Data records
:::::

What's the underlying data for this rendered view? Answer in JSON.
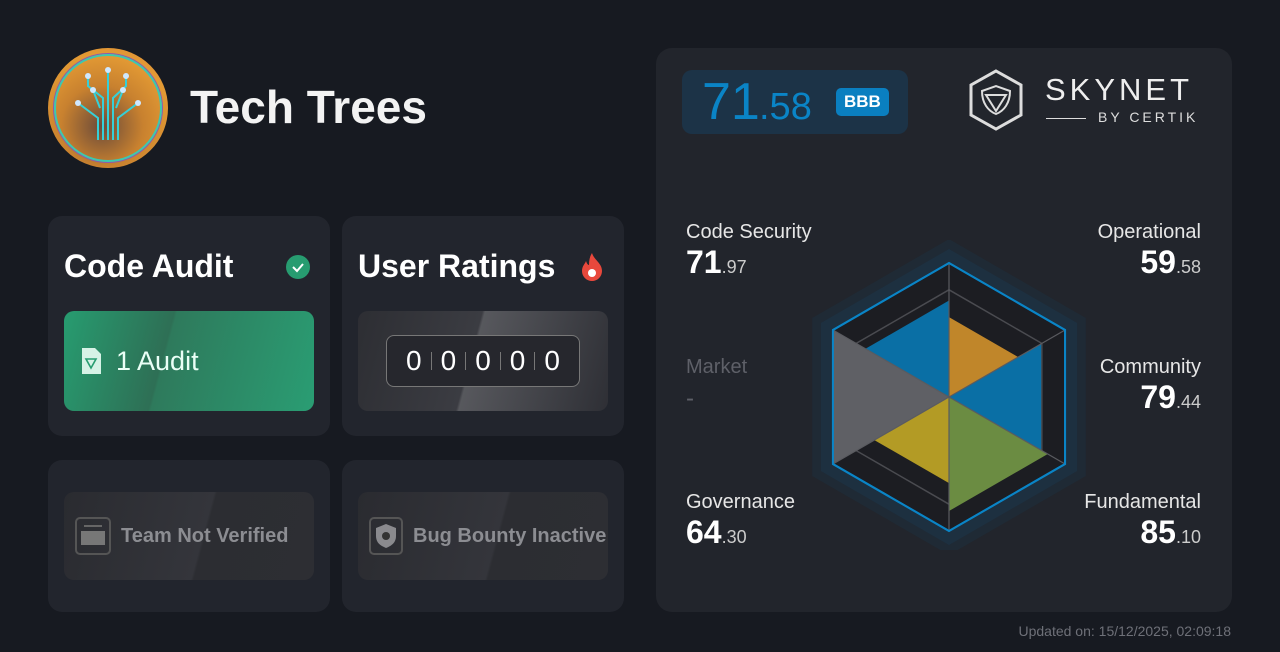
{
  "project": {
    "name": "Tech Trees"
  },
  "code_audit": {
    "title": "Code Audit",
    "status_icon": "check-circle-icon",
    "label": "1 Audit",
    "color": "#279c70"
  },
  "user_ratings": {
    "title": "User Ratings",
    "icon": "fire-icon",
    "digits": [
      "0",
      "0",
      "0",
      "0",
      "0"
    ]
  },
  "team": {
    "label": "Team Not Verified"
  },
  "bug_bounty": {
    "label": "Bug Bounty Inactive"
  },
  "skynet": {
    "score_int": "71",
    "score_dec": ".58",
    "grade": "BBB",
    "brand": "SKYNET",
    "by": "BY CERTIK",
    "accent": "#0a84c6"
  },
  "chart_data": {
    "type": "radar",
    "axes": [
      {
        "name": "Code Security",
        "int": "71",
        "dec": ".97",
        "value": 71.97,
        "color": "#0a6fa5"
      },
      {
        "name": "Operational",
        "int": "59",
        "dec": ".58",
        "value": 59.58,
        "color": "#c0862a"
      },
      {
        "name": "Community",
        "int": "79",
        "dec": ".44",
        "value": 79.44,
        "color": "#0a6fa5"
      },
      {
        "name": "Fundamental",
        "int": "85",
        "dec": ".10",
        "value": 85.1,
        "color": "#6b8c42"
      },
      {
        "name": "Governance",
        "int": "64",
        "dec": ".30",
        "value": 64.3,
        "color": "#b39b25"
      },
      {
        "name": "Market",
        "int": "-",
        "dec": "",
        "value": null,
        "color": "#5f6065"
      }
    ],
    "range": [
      0,
      100
    ]
  },
  "footer": {
    "updated": "Updated on: 15/12/2025, 02:09:18"
  }
}
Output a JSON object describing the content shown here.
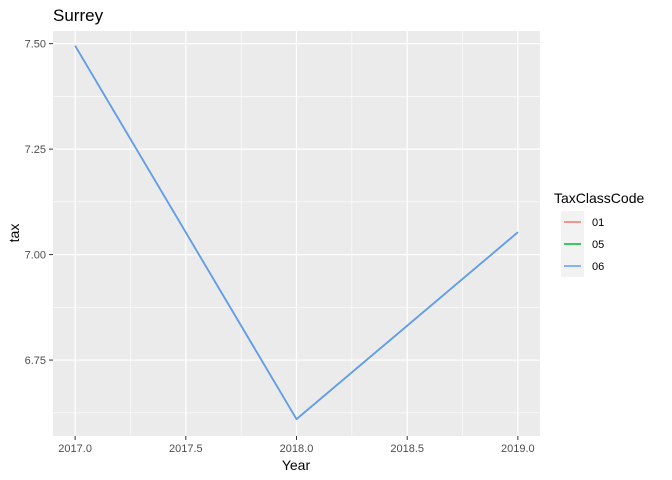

:::::

Aim :: Repeat the records above exactly, leaving out the pictures.

The completed task ::
What's the underlying data for this rendered view? Answer in JSON.
{
  "project": {
    "name": "Tech Trees"
  },
  "code_audit": {
    "title": "Code Audit",
    "status_icon": "check-circle-icon",
    "label": "1 Audit",
    "color": "#279c70"
  },
  "user_ratings": {
    "title": "User Ratings",
    "icon": "fire-icon",
    "digits": [
      "0",
      "0",
      "0",
      "0",
      "0"
    ]
  },
  "team": {
    "label": "Team Not Verified"
  },
  "bug_bounty": {
    "label": "Bug Bounty Inactive"
  },
  "skynet": {
    "score_int": "71",
    "score_dec": ".58",
    "grade": "BBB",
    "brand": "SKYNET",
    "by": "BY CERTIK",
    "accent": "#0a84c6"
  },
  "chart_data": {
    "type": "radar",
    "axes": [
      {
        "name": "Code Security",
        "int": "71",
        "dec": ".97",
        "value": 71.97,
        "color": "#0a6fa5"
      },
      {
        "name": "Operational",
        "int": "59",
        "dec": ".58",
        "value": 59.58,
        "color": "#c0862a"
      },
      {
        "name": "Community",
        "int": "79",
        "dec": ".44",
        "value": 79.44,
        "color": "#0a6fa5"
      },
      {
        "name": "Fundamental",
        "int": "85",
        "dec": ".10",
        "value": 85.1,
        "color": "#6b8c42"
      },
      {
        "name": "Governance",
        "int": "64",
        "dec": ".30",
        "value": 64.3,
        "color": "#b39b25"
      },
      {
        "name": "Market",
        "int": "-",
        "dec": "",
        "value": null,
        "color": "#5f6065"
      }
    ],
    "range": [
      0,
      100
    ]
  },
  "footer": {
    "updated": "Updated on: 15/12/2025, 02:09:18"
  }
}
Output a JSON object describing the content shown here.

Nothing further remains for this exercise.